◆ PROVIDED MATERIAL ◆
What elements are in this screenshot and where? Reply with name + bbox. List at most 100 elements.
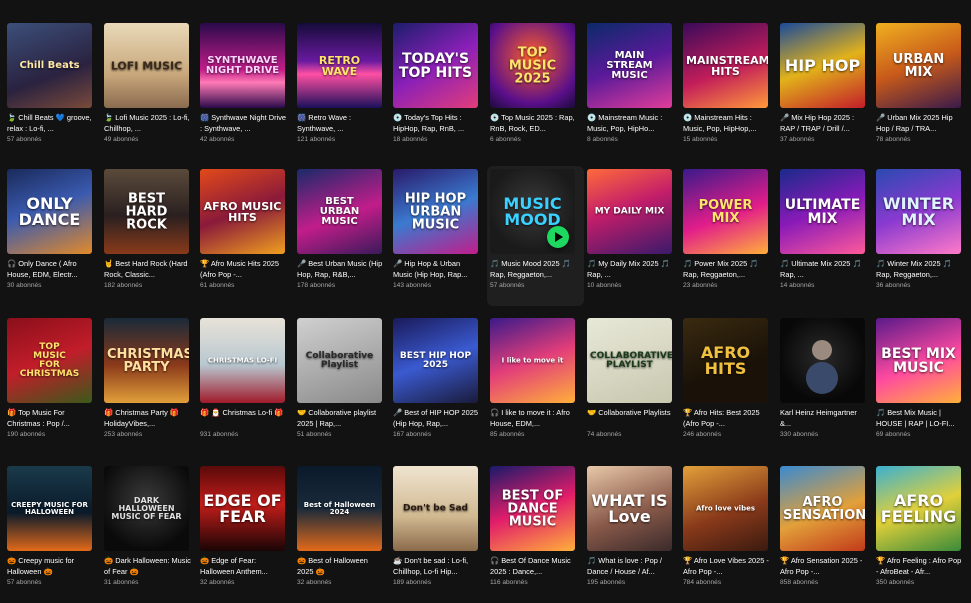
- playlist-title[interactable]: 🎵 Music Mood 2025 🎵 Rap, Reggaeton,...: [490, 258, 578, 280]
- playlist-title[interactable]: 🎤 Urban Mix 2025 Hip Hop / Rap / TRA...: [876, 112, 964, 134]
- playlist-card[interactable]: TOP MUSIC 2025 💿 Top Music 2025 : Rap, Rn…: [487, 20, 584, 160]
- playlist-cover[interactable]: Collaborative Playlist: [297, 318, 382, 403]
- playlist-card[interactable]: MY DAILY MIX 🎵 My Daily Mix 2025 🎵 Rap, .…: [584, 166, 681, 306]
- playlist-cover[interactable]: TOP MUSIC 2025: [490, 23, 575, 108]
- playlist-card[interactable]: CHRISTMAS PARTY 🎁 Christmas Party 🎁 Holid…: [101, 315, 198, 455]
- playlist-title[interactable]: 🎤 Best of HIP HOP 2025 (Hip Hop, Rap,...: [393, 407, 481, 429]
- playlist-card[interactable]: BEST URBAN MUSIC 🎤 Best Urban Music (Hip …: [294, 166, 391, 306]
- playlist-cover[interactable]: MUSIC MOOD: [490, 169, 575, 254]
- playlist-card[interactable]: WINTER MIX 🎵 Winter Mix 2025 🎵 Rap, Regga…: [873, 166, 970, 306]
- playlist-card[interactable]: DARK HALLOWEEN MUSIC OF FEAR 🎃 Dark Hallo…: [101, 463, 198, 603]
- playlist-cover[interactable]: Afro love vibes: [683, 466, 768, 551]
- playlist-title[interactable]: 🎤 Mix Hip Hop 2025 : RAP / TRAP / Drill …: [780, 112, 868, 134]
- playlist-title[interactable]: 🏆 Afro Love Vibes 2025 - Afro Pop -...: [683, 555, 771, 577]
- playlist-cover[interactable]: WHAT IS Love: [587, 466, 672, 551]
- playlist-title[interactable]: 🎁 Top Music For Christmas : Pop /...: [7, 407, 95, 429]
- playlist-card[interactable]: TOP MUSIC FOR CHRISTMAS 🎁 Top Music For C…: [4, 315, 101, 455]
- playlist-cover[interactable]: BEST HIP HOP 2025: [393, 318, 478, 403]
- playlist-card[interactable]: WHAT IS Love 🎵 What is love : Pop / Dance…: [584, 463, 681, 603]
- playlist-cover[interactable]: BEST OF DANCE MUSIC: [490, 466, 575, 551]
- playlist-card[interactable]: LOFI MUSIC 🍃 Lofi Music 2025 : Lo-fi, Chi…: [101, 20, 198, 160]
- playlist-cover[interactable]: COLLABORATIVE PLAYLIST: [587, 318, 672, 403]
- playlist-cover[interactable]: Best of Halloween 2024: [297, 466, 382, 551]
- playlist-cover[interactable]: AFRO HITS: [683, 318, 768, 403]
- playlist-title[interactable]: 🎆 Synthwave Night Drive : Synthwave, ...: [200, 112, 288, 134]
- playlist-title[interactable]: 🎃 Best of Halloween 2025 🎃: [297, 555, 385, 577]
- playlist-card[interactable]: Collaborative Playlist 🤝 Collaborative pl…: [294, 315, 391, 455]
- playlist-card[interactable]: AFRO HITS 🏆 Afro Hits: Best 2025 (Afro Po…: [680, 315, 777, 455]
- playlist-title[interactable]: 🏆 Afro Sensation 2025 - Afro Pop -...: [780, 555, 868, 577]
- playlist-title[interactable]: 🎃 Creepy music for Halloween 🎃: [7, 555, 95, 577]
- playlist-cover[interactable]: ULTIMATE MIX: [780, 169, 865, 254]
- playlist-card[interactable]: CHRISTMAS LO-FI 🎁 🎅 Christmas Lo-fi 🎁 931 …: [197, 315, 294, 455]
- playlist-card[interactable]: Karl Heinz Heimgartner &... 330 abonnés: [777, 315, 874, 455]
- playlist-cover[interactable]: LOFI MUSIC: [104, 23, 189, 108]
- playlist-title[interactable]: 🤘 Best Hard Rock (Hard Rock, Classic...: [104, 258, 192, 280]
- playlist-cover[interactable]: Chill Beats: [7, 23, 92, 108]
- playlist-card[interactable]: MAIN STREAM MUSIC 💿 Mainstream Music : Mu…: [584, 20, 681, 160]
- playlist-card[interactable]: BEST MIX MUSIC 🎵 Best Mix Music | HOUSE |…: [873, 315, 970, 455]
- playlist-title[interactable]: 🍃 Chill Beats 💙 groove, relax : Lo-fi, .…: [7, 112, 95, 134]
- playlist-title[interactable]: 💿 Top Music 2025 : Rap, RnB, Rock, ED...: [490, 112, 578, 134]
- playlist-title[interactable]: 🤝 Collaborative Playlists: [587, 407, 675, 418]
- playlist-title[interactable]: 🎵 What is love : Pop / Dance / House / A…: [587, 555, 675, 577]
- playlist-title[interactable]: 🎵 Best Mix Music | HOUSE | RAP | LO-FI..…: [876, 407, 964, 429]
- playlist-cover[interactable]: Don't be Sad: [393, 466, 478, 551]
- play-icon[interactable]: [547, 226, 569, 248]
- playlist-title[interactable]: 🎧 Only Dance ( Afro House, EDM, Electr..…: [7, 258, 95, 280]
- playlist-card[interactable]: Don't be Sad ☕ Don't be sad : Lo-fi, Chil…: [390, 463, 487, 603]
- playlist-card[interactable]: AFRO SENSATION 🏆 Afro Sensation 2025 - Af…: [777, 463, 874, 603]
- playlist-card[interactable]: I like to move it 🎧 I like to move it : A…: [487, 315, 584, 455]
- playlist-card[interactable]: ULTIMATE MIX 🎵 Ultimate Mix 2025 🎵 Rap, .…: [777, 166, 874, 306]
- playlist-title[interactable]: 🎧 I like to move it : Afro House, EDM,..…: [490, 407, 578, 429]
- playlist-title[interactable]: 🎧 Best Of Dance Music 2025 : Dance,...: [490, 555, 578, 577]
- playlist-title[interactable]: 🎤 Hip Hop & Urban Music (Hip Hop, Rap...: [393, 258, 481, 280]
- playlist-cover[interactable]: TODAY'S TOP HITS: [393, 23, 478, 108]
- playlist-card[interactable]: BEST HARD ROCK 🤘 Best Hard Rock (Hard Roc…: [101, 166, 198, 306]
- playlist-cover[interactable]: AFRO MUSIC HITS: [200, 169, 285, 254]
- playlist-cover[interactable]: MAINSTREAM HITS: [683, 23, 768, 108]
- playlist-cover[interactable]: BEST MIX MUSIC: [876, 318, 961, 403]
- playlist-card[interactable]: Afro love vibes 🏆 Afro Love Vibes 2025 - …: [680, 463, 777, 603]
- playlist-title[interactable]: 🎵 Power Mix 2025 🎵 Rap, Reggaeton,...: [683, 258, 771, 280]
- playlist-cover[interactable]: WINTER MIX: [876, 169, 961, 254]
- playlist-cover[interactable]: DARK HALLOWEEN MUSIC OF FEAR: [104, 466, 189, 551]
- playlist-title[interactable]: 🏆 Afro Feeling : Afro Pop - AfroBeat - A…: [876, 555, 964, 577]
- playlist-card[interactable]: POWER MIX 🎵 Power Mix 2025 🎵 Rap, Reggaet…: [680, 166, 777, 306]
- playlist-title[interactable]: 🏆 Afro Music Hits 2025 (Afro Pop -...: [200, 258, 288, 280]
- playlist-cover[interactable]: EDGE OF FEAR: [200, 466, 285, 551]
- playlist-cover[interactable]: AFRO SENSATION: [780, 466, 865, 551]
- playlist-cover[interactable]: BEST URBAN MUSIC: [297, 169, 382, 254]
- playlist-card[interactable]: ONLY DANCE 🎧 Only Dance ( Afro House, EDM…: [4, 166, 101, 306]
- playlist-cover[interactable]: POWER MIX: [683, 169, 768, 254]
- playlist-title[interactable]: 🏆 Afro Hits: Best 2025 (Afro Pop -...: [683, 407, 771, 429]
- playlist-cover[interactable]: CREEPY MUSIC FOR HALLOWEEN: [7, 466, 92, 551]
- playlist-title[interactable]: 🎃 Dark Halloween: Music of Fear 🎃: [104, 555, 192, 577]
- playlist-title[interactable]: 🎤 Best Urban Music (Hip Hop, Rap, R&B,..…: [297, 258, 385, 280]
- playlist-card[interactable]: EDGE OF FEAR 🎃 Edge of Fear: Halloween An…: [197, 463, 294, 603]
- playlist-cover[interactable]: I like to move it: [490, 318, 575, 403]
- playlist-title[interactable]: ☕ Don't be sad : Lo-fi, Chillhop, Lo-fi …: [393, 555, 481, 577]
- playlist-card[interactable]: BEST OF DANCE MUSIC 🎧 Best Of Dance Music…: [487, 463, 584, 603]
- playlist-title[interactable]: 🎵 Winter Mix 2025 🎵 Rap, Reggaeton,...: [876, 258, 964, 280]
- playlist-card[interactable]: TODAY'S TOP HITS 💿 Today's Top Hits : Hip…: [390, 20, 487, 160]
- playlist-title[interactable]: 💿 Mainstream Hits : Music, Pop, HipHop,.…: [683, 112, 771, 134]
- playlist-cover[interactable]: SYNTHWAVE NIGHT DRIVE: [200, 23, 285, 108]
- playlist-card[interactable]: Chill Beats 🍃 Chill Beats 💙 groove, relax…: [4, 20, 101, 160]
- playlist-title[interactable]: 💿 Today's Top Hits : HipHop, Rap, RnB, .…: [393, 112, 481, 134]
- playlist-title[interactable]: 💿 Mainstream Music : Music, Pop, HipHo..…: [587, 112, 675, 134]
- playlist-cover[interactable]: AFRO FEELING: [876, 466, 961, 551]
- playlist-card[interactable]: CREEPY MUSIC FOR HALLOWEEN 🎃 Creepy music…: [4, 463, 101, 603]
- playlist-cover[interactable]: [780, 318, 865, 403]
- playlist-card[interactable]: COLLABORATIVE PLAYLIST 🤝 Collaborative Pl…: [584, 315, 681, 455]
- playlist-card[interactable]: HIP HOP 🎤 Mix Hip Hop 2025 : RAP / TRAP /…: [777, 20, 874, 160]
- playlist-cover[interactable]: MAIN STREAM MUSIC: [587, 23, 672, 108]
- playlist-cover[interactable]: CHRISTMAS PARTY: [104, 318, 189, 403]
- playlist-title[interactable]: 🎵 My Daily Mix 2025 🎵 Rap, ...: [587, 258, 675, 280]
- playlist-cover[interactable]: URBAN MIX: [876, 23, 961, 108]
- playlist-card[interactable]: AFRO MUSIC HITS 🏆 Afro Music Hits 2025 (A…: [197, 166, 294, 306]
- playlist-title[interactable]: 🤝 Collaborative playlist 2025 | Rap,...: [297, 407, 385, 429]
- playlist-card[interactable]: Best of Halloween 2024 🎃 Best of Hallowee…: [294, 463, 391, 603]
- playlist-title[interactable]: 🎁 Christmas Party 🎁 HolidayVibes,...: [104, 407, 192, 429]
- playlist-card[interactable]: MAINSTREAM HITS 💿 Mainstream Hits : Music…: [680, 20, 777, 160]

◆ WHAT THIS TASK INVOLVES ◆
Please quote, word for word, the rows above from the one containing "- playlist-title[interactable]: 🎵 Music" through the one containing "- playlist-card[interactable]: TOP MUSIC FOR", with both ends included. Give only those rows.

◆ OUTPUT FOR THIS EXERCISE ◆
- playlist-title[interactable]: 🎵 Music Mood 2025 🎵 Rap, Reggaeton,...: [490, 258, 578, 280]
- playlist-title[interactable]: 🎤 Urban Mix 2025 Hip Hop / Rap / TRA...: [876, 112, 964, 134]
- playlist-card[interactable]: TOP MUSIC 2025 💿 Top Music 2025 : Rap, Rn…: [487, 20, 584, 160]
- playlist-cover[interactable]: Collaborative Playlist: [297, 318, 382, 403]
- playlist-card[interactable]: MY DAILY MIX 🎵 My Daily Mix 2025 🎵 Rap, .…: [584, 166, 681, 306]
- playlist-cover[interactable]: TOP MUSIC 2025: [490, 23, 575, 108]
- playlist-card[interactable]: CHRISTMAS PARTY 🎁 Christmas Party 🎁 Holid…: [101, 315, 198, 455]
- playlist-title[interactable]: 🎤 Best of HIP HOP 2025 (Hip Hop, Rap,...: [393, 407, 481, 429]
- playlist-card[interactable]: BEST URBAN MUSIC 🎤 Best Urban Music (Hip …: [294, 166, 391, 306]
- playlist-cover[interactable]: MUSIC MOOD: [490, 169, 575, 254]
- playlist-card[interactable]: WINTER MIX 🎵 Winter Mix 2025 🎵 Rap, Regga…: [873, 166, 970, 306]
- playlist-card[interactable]: DARK HALLOWEEN MUSIC OF FEAR 🎃 Dark Hallo…: [101, 463, 198, 603]
- playlist-cover[interactable]: Afro love vibes: [683, 466, 768, 551]
- playlist-title[interactable]: 🎤 Mix Hip Hop 2025 : RAP / TRAP / Drill …: [780, 112, 868, 134]
- playlist-title[interactable]: 🏆 Afro Love Vibes 2025 - Afro Pop -...: [683, 555, 771, 577]
- playlist-cover[interactable]: WHAT IS Love: [587, 466, 672, 551]
- playlist-title[interactable]: 🎁 Top Music For Christmas : Pop /...: [7, 407, 95, 429]
- playlist-card[interactable]: TOP MUSIC FOR CHRISTMAS 🎁 Top Music For C…: [4, 315, 101, 455]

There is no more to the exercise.